[Do this] Without the pictures, reproduce the records that follow exactly.
───── Supplied data
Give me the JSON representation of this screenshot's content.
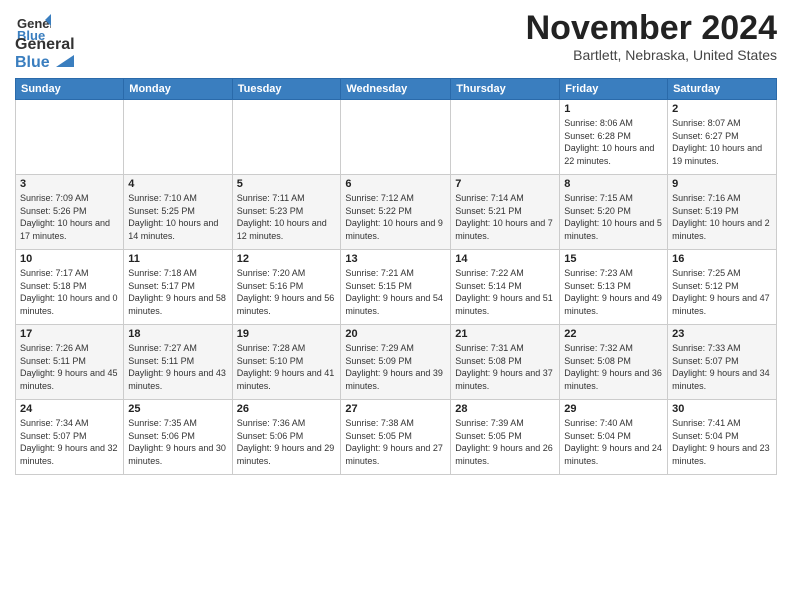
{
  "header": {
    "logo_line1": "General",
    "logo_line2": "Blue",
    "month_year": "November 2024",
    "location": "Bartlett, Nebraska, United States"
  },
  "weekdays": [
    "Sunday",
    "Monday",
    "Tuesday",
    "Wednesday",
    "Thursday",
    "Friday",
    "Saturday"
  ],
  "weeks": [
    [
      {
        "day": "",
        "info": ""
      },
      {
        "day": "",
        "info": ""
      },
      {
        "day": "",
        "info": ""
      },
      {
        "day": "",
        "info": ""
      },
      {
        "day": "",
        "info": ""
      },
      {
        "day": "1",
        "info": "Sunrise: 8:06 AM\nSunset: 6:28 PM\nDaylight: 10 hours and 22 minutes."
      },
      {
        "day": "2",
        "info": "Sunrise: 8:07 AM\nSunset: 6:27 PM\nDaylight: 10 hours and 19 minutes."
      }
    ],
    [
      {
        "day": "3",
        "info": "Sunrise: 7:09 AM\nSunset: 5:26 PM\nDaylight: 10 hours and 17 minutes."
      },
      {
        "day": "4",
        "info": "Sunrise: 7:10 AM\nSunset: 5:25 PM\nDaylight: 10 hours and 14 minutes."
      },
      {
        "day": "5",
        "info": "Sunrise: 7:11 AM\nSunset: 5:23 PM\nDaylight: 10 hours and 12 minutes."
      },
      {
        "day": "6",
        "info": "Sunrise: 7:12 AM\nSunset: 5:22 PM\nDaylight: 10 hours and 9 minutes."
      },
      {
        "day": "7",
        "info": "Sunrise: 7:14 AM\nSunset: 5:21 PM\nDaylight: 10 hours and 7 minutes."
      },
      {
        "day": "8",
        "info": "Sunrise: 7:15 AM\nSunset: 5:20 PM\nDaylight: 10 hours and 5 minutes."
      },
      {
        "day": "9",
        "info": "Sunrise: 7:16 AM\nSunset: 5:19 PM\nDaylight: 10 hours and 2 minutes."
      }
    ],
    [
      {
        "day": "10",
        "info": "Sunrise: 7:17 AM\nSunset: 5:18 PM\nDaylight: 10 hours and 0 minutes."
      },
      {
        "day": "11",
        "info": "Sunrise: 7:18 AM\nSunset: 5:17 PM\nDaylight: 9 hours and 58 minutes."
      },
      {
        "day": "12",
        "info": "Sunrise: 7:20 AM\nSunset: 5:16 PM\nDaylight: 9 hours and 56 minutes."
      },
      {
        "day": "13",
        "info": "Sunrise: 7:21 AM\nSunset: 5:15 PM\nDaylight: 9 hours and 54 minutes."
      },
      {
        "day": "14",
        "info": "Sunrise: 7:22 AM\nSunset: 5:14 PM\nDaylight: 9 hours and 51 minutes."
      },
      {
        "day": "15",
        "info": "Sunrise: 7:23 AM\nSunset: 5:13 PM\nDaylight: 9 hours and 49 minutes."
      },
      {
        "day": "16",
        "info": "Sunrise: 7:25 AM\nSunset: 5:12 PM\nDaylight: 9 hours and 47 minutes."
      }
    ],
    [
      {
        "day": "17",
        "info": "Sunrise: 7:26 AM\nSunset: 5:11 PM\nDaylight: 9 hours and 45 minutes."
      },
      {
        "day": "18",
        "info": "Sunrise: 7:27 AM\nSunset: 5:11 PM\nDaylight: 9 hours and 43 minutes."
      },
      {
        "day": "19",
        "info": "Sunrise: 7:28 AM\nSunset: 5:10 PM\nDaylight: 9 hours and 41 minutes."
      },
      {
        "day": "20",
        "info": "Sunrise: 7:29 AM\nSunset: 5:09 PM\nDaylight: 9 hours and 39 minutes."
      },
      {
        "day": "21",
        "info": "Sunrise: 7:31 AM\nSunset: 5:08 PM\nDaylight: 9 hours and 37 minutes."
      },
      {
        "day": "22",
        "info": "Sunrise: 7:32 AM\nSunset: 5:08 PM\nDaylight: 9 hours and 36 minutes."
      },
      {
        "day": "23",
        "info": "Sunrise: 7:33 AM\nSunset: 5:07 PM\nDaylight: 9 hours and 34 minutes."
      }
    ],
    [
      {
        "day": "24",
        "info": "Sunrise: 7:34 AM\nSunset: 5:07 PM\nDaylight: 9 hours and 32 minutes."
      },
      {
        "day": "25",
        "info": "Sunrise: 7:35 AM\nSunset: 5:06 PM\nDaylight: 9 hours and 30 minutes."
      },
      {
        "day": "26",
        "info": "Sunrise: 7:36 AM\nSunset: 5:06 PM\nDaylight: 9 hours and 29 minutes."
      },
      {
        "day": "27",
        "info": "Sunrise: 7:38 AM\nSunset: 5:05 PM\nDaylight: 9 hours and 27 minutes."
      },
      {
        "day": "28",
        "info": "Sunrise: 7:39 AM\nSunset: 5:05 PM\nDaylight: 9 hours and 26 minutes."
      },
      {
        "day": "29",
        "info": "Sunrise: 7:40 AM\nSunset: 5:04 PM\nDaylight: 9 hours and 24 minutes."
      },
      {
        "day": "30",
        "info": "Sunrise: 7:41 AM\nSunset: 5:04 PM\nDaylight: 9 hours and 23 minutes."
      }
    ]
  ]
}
──────────
[Written response]
Give me the JSON representation of this screenshot's content.
{
  "header": {
    "logo_line1": "General",
    "logo_line2": "Blue",
    "month_year": "November 2024",
    "location": "Bartlett, Nebraska, United States"
  },
  "weekdays": [
    "Sunday",
    "Monday",
    "Tuesday",
    "Wednesday",
    "Thursday",
    "Friday",
    "Saturday"
  ],
  "weeks": [
    [
      {
        "day": "",
        "info": ""
      },
      {
        "day": "",
        "info": ""
      },
      {
        "day": "",
        "info": ""
      },
      {
        "day": "",
        "info": ""
      },
      {
        "day": "",
        "info": ""
      },
      {
        "day": "1",
        "info": "Sunrise: 8:06 AM\nSunset: 6:28 PM\nDaylight: 10 hours and 22 minutes."
      },
      {
        "day": "2",
        "info": "Sunrise: 8:07 AM\nSunset: 6:27 PM\nDaylight: 10 hours and 19 minutes."
      }
    ],
    [
      {
        "day": "3",
        "info": "Sunrise: 7:09 AM\nSunset: 5:26 PM\nDaylight: 10 hours and 17 minutes."
      },
      {
        "day": "4",
        "info": "Sunrise: 7:10 AM\nSunset: 5:25 PM\nDaylight: 10 hours and 14 minutes."
      },
      {
        "day": "5",
        "info": "Sunrise: 7:11 AM\nSunset: 5:23 PM\nDaylight: 10 hours and 12 minutes."
      },
      {
        "day": "6",
        "info": "Sunrise: 7:12 AM\nSunset: 5:22 PM\nDaylight: 10 hours and 9 minutes."
      },
      {
        "day": "7",
        "info": "Sunrise: 7:14 AM\nSunset: 5:21 PM\nDaylight: 10 hours and 7 minutes."
      },
      {
        "day": "8",
        "info": "Sunrise: 7:15 AM\nSunset: 5:20 PM\nDaylight: 10 hours and 5 minutes."
      },
      {
        "day": "9",
        "info": "Sunrise: 7:16 AM\nSunset: 5:19 PM\nDaylight: 10 hours and 2 minutes."
      }
    ],
    [
      {
        "day": "10",
        "info": "Sunrise: 7:17 AM\nSunset: 5:18 PM\nDaylight: 10 hours and 0 minutes."
      },
      {
        "day": "11",
        "info": "Sunrise: 7:18 AM\nSunset: 5:17 PM\nDaylight: 9 hours and 58 minutes."
      },
      {
        "day": "12",
        "info": "Sunrise: 7:20 AM\nSunset: 5:16 PM\nDaylight: 9 hours and 56 minutes."
      },
      {
        "day": "13",
        "info": "Sunrise: 7:21 AM\nSunset: 5:15 PM\nDaylight: 9 hours and 54 minutes."
      },
      {
        "day": "14",
        "info": "Sunrise: 7:22 AM\nSunset: 5:14 PM\nDaylight: 9 hours and 51 minutes."
      },
      {
        "day": "15",
        "info": "Sunrise: 7:23 AM\nSunset: 5:13 PM\nDaylight: 9 hours and 49 minutes."
      },
      {
        "day": "16",
        "info": "Sunrise: 7:25 AM\nSunset: 5:12 PM\nDaylight: 9 hours and 47 minutes."
      }
    ],
    [
      {
        "day": "17",
        "info": "Sunrise: 7:26 AM\nSunset: 5:11 PM\nDaylight: 9 hours and 45 minutes."
      },
      {
        "day": "18",
        "info": "Sunrise: 7:27 AM\nSunset: 5:11 PM\nDaylight: 9 hours and 43 minutes."
      },
      {
        "day": "19",
        "info": "Sunrise: 7:28 AM\nSunset: 5:10 PM\nDaylight: 9 hours and 41 minutes."
      },
      {
        "day": "20",
        "info": "Sunrise: 7:29 AM\nSunset: 5:09 PM\nDaylight: 9 hours and 39 minutes."
      },
      {
        "day": "21",
        "info": "Sunrise: 7:31 AM\nSunset: 5:08 PM\nDaylight: 9 hours and 37 minutes."
      },
      {
        "day": "22",
        "info": "Sunrise: 7:32 AM\nSunset: 5:08 PM\nDaylight: 9 hours and 36 minutes."
      },
      {
        "day": "23",
        "info": "Sunrise: 7:33 AM\nSunset: 5:07 PM\nDaylight: 9 hours and 34 minutes."
      }
    ],
    [
      {
        "day": "24",
        "info": "Sunrise: 7:34 AM\nSunset: 5:07 PM\nDaylight: 9 hours and 32 minutes."
      },
      {
        "day": "25",
        "info": "Sunrise: 7:35 AM\nSunset: 5:06 PM\nDaylight: 9 hours and 30 minutes."
      },
      {
        "day": "26",
        "info": "Sunrise: 7:36 AM\nSunset: 5:06 PM\nDaylight: 9 hours and 29 minutes."
      },
      {
        "day": "27",
        "info": "Sunrise: 7:38 AM\nSunset: 5:05 PM\nDaylight: 9 hours and 27 minutes."
      },
      {
        "day": "28",
        "info": "Sunrise: 7:39 AM\nSunset: 5:05 PM\nDaylight: 9 hours and 26 minutes."
      },
      {
        "day": "29",
        "info": "Sunrise: 7:40 AM\nSunset: 5:04 PM\nDaylight: 9 hours and 24 minutes."
      },
      {
        "day": "30",
        "info": "Sunrise: 7:41 AM\nSunset: 5:04 PM\nDaylight: 9 hours and 23 minutes."
      }
    ]
  ]
}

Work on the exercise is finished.